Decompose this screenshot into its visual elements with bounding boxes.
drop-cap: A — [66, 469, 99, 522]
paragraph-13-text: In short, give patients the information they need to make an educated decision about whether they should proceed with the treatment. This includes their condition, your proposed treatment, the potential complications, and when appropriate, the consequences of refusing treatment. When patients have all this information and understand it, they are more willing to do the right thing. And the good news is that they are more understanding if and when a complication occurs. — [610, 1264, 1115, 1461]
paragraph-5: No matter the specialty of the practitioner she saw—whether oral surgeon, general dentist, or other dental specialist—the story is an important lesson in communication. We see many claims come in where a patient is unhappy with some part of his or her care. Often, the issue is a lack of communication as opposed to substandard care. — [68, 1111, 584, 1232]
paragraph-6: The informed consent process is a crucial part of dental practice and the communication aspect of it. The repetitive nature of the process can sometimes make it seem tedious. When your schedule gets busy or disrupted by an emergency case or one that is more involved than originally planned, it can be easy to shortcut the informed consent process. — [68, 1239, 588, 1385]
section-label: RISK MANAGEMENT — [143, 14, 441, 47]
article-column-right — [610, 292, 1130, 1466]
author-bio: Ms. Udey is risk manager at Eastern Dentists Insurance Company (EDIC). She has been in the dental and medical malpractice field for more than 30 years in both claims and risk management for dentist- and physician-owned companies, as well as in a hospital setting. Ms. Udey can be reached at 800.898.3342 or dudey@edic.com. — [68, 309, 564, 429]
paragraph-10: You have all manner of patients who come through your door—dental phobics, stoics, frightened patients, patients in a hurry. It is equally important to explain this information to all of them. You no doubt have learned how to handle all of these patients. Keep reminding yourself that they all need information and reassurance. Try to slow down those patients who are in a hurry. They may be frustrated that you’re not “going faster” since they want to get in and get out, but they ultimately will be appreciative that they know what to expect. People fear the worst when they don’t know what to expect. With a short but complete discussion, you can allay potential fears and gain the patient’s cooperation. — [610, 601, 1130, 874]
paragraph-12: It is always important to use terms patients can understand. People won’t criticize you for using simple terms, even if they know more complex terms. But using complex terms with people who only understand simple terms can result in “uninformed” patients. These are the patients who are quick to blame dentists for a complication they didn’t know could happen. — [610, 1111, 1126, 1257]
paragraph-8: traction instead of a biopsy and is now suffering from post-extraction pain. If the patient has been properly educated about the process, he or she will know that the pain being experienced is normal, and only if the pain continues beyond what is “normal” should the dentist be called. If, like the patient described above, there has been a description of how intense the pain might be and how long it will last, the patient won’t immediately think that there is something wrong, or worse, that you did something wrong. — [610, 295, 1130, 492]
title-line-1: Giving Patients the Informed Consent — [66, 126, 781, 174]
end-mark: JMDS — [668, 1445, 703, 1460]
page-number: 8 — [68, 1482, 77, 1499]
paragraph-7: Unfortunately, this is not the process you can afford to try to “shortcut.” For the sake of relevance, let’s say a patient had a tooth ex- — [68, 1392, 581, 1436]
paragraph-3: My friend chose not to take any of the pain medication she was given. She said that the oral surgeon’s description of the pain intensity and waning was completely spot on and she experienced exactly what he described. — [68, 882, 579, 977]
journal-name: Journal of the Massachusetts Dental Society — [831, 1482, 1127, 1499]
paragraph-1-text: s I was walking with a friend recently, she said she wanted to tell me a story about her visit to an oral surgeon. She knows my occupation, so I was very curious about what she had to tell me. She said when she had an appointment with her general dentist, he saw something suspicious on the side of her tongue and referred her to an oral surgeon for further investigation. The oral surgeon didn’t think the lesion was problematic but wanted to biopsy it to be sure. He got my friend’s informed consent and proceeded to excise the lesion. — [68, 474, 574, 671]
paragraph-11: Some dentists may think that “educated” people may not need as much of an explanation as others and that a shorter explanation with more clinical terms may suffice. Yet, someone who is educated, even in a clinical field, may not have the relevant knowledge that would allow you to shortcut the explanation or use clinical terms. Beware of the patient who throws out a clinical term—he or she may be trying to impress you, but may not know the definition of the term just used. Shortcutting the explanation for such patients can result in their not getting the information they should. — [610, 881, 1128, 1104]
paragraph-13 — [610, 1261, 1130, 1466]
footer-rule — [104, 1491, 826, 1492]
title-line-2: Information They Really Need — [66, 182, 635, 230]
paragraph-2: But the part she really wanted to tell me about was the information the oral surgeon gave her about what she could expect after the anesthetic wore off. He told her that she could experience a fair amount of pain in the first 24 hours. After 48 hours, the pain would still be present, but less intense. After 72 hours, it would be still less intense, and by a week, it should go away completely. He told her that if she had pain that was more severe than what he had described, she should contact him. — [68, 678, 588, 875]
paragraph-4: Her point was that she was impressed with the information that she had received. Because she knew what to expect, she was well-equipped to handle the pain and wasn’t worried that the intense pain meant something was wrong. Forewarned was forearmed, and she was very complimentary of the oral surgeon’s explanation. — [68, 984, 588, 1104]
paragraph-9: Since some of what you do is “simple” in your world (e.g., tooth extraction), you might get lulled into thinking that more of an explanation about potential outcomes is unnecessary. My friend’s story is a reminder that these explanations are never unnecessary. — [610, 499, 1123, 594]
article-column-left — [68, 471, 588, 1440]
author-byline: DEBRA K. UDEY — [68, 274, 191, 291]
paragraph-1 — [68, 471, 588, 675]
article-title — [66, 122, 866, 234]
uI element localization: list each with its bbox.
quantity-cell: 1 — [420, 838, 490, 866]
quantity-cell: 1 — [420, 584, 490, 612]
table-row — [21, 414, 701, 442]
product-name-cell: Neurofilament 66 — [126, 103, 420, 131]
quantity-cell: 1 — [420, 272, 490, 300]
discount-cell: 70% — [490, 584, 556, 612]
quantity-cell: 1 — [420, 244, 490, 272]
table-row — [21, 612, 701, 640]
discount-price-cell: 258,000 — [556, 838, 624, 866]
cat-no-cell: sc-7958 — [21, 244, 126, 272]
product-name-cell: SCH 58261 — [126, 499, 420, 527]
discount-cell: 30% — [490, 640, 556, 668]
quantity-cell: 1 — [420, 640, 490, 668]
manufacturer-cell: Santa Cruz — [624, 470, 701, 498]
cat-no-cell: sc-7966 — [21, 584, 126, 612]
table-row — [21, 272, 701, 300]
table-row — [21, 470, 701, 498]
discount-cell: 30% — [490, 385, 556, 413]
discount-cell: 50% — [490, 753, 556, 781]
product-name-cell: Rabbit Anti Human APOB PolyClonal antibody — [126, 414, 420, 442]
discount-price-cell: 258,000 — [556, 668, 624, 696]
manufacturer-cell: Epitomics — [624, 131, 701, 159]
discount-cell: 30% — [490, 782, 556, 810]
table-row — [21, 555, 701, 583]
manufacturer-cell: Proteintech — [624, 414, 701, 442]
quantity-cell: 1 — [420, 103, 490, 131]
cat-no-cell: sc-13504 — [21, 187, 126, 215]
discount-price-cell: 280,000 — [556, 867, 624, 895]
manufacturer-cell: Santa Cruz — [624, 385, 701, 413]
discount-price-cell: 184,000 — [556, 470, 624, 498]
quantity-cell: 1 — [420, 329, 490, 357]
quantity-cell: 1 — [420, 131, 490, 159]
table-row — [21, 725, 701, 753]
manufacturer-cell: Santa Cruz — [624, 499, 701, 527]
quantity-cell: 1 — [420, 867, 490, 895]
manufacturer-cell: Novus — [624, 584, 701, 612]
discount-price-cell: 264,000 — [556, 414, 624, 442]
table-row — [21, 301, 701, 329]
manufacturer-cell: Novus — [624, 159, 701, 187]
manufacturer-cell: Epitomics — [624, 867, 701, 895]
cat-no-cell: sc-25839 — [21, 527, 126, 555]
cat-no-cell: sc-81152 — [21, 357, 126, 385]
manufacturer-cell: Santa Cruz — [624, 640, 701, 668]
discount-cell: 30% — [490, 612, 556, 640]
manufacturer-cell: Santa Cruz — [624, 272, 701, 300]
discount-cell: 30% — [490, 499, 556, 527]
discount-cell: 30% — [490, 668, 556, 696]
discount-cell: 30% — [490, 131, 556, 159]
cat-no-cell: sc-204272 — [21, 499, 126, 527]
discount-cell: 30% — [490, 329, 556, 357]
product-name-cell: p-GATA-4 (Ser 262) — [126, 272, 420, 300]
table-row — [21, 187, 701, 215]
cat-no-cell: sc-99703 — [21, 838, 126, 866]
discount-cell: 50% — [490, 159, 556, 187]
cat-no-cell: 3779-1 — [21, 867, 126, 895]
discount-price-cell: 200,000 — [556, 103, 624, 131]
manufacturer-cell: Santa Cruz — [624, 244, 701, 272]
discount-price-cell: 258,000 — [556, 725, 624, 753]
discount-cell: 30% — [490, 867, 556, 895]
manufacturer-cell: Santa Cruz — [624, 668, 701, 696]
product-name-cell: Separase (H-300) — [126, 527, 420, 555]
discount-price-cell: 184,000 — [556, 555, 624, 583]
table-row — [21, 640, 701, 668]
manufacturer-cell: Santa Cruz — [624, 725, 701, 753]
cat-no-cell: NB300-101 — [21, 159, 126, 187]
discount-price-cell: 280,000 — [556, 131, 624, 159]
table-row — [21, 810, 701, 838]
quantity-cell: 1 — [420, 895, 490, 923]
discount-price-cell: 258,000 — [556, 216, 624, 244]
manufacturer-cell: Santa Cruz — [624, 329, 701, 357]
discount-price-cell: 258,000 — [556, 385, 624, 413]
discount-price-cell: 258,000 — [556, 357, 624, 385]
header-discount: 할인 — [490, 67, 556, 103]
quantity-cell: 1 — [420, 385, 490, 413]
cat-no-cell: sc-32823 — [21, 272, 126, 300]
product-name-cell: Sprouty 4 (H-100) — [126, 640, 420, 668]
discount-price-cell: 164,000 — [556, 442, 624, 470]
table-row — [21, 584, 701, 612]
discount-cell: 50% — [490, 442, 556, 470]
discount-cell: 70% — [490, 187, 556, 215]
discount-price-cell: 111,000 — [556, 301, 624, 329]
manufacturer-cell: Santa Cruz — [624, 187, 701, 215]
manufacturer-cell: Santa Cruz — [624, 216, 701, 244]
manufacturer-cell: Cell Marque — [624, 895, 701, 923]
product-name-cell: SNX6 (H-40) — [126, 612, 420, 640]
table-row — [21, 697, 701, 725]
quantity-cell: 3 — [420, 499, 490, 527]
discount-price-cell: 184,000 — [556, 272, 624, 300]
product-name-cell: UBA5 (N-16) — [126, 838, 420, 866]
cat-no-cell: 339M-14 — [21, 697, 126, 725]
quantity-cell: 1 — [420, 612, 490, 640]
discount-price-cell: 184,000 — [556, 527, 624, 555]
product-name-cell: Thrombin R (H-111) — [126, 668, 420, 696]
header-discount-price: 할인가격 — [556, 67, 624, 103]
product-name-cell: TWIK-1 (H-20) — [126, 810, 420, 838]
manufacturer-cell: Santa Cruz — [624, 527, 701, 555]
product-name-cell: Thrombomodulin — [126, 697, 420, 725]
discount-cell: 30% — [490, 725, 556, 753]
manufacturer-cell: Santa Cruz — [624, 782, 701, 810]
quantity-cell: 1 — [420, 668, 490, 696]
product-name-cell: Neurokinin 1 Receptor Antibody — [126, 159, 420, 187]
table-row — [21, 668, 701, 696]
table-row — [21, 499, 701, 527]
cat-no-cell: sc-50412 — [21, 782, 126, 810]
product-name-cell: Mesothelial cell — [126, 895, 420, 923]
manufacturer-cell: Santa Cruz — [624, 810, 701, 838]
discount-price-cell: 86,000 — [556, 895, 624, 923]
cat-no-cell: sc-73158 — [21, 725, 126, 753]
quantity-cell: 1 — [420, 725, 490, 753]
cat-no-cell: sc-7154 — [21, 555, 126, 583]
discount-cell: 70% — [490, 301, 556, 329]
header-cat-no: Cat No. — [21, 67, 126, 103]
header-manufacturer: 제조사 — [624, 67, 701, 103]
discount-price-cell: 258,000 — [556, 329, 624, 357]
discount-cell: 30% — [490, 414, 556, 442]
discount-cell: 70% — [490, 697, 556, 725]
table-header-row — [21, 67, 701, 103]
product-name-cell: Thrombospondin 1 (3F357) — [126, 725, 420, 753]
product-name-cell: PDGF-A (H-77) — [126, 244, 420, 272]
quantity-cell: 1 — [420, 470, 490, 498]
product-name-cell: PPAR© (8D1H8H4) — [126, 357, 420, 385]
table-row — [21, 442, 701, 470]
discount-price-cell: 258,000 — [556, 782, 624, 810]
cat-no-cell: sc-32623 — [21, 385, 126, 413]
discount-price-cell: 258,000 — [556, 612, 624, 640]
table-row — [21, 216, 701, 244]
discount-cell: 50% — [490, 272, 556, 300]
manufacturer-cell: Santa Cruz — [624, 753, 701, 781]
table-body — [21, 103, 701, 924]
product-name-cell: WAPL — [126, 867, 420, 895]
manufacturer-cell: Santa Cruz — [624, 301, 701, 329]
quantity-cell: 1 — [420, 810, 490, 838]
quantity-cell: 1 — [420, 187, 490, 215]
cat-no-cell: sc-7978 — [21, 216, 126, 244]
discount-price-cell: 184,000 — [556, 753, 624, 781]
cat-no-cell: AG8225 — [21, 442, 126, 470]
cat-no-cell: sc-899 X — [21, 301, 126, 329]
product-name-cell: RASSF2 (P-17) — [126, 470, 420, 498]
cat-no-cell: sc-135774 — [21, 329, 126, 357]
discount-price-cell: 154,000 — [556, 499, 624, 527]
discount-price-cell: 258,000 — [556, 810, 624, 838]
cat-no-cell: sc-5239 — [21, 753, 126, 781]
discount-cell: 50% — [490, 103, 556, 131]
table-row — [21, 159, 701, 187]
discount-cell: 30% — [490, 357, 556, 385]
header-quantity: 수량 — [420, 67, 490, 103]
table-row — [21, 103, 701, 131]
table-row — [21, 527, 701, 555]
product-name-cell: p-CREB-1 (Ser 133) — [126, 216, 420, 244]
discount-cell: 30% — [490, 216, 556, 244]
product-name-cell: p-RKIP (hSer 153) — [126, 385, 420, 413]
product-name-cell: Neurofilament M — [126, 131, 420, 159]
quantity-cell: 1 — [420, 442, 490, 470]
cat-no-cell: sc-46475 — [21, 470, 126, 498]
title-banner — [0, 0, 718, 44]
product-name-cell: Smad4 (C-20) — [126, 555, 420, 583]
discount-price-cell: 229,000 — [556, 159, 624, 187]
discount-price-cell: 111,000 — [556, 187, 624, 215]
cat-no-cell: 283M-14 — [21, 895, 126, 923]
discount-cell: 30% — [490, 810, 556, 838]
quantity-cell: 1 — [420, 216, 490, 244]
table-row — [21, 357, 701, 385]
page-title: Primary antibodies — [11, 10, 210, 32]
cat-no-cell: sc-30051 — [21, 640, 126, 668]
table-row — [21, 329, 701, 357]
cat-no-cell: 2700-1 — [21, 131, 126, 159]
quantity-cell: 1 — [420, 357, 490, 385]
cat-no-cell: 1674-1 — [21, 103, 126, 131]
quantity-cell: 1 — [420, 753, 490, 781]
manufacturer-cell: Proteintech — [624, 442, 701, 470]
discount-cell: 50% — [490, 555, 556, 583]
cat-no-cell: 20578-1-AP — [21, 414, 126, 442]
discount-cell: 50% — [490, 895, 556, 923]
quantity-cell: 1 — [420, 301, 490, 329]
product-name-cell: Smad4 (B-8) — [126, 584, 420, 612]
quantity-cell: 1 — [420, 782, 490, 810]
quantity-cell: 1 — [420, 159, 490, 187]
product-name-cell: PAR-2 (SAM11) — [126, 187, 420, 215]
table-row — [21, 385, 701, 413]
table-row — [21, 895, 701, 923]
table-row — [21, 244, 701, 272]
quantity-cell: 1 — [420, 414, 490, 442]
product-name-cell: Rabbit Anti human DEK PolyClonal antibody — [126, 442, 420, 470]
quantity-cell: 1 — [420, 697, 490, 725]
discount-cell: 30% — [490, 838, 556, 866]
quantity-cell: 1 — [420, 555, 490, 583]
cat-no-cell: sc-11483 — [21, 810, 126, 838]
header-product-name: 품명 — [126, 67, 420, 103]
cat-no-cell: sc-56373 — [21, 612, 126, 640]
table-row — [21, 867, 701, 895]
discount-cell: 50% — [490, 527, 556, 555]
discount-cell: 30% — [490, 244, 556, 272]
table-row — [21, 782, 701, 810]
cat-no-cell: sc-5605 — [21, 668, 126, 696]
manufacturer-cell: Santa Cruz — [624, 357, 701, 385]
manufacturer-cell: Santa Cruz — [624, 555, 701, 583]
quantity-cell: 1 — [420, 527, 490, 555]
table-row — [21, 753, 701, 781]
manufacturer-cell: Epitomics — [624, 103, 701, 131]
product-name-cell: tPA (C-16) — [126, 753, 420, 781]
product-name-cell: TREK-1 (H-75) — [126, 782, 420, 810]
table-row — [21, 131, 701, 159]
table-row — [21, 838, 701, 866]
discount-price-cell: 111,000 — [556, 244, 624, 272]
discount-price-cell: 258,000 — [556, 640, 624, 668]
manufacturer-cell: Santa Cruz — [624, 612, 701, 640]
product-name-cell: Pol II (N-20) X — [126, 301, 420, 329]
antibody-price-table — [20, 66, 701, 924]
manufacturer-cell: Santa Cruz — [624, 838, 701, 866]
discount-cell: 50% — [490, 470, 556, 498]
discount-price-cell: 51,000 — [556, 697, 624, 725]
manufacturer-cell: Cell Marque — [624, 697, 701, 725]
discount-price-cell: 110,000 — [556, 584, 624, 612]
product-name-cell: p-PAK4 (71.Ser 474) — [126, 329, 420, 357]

--------------------------------------------------

Give the number of lines that hold the word "header" in these records, with nothing added.

▶ **Exercise solution**
7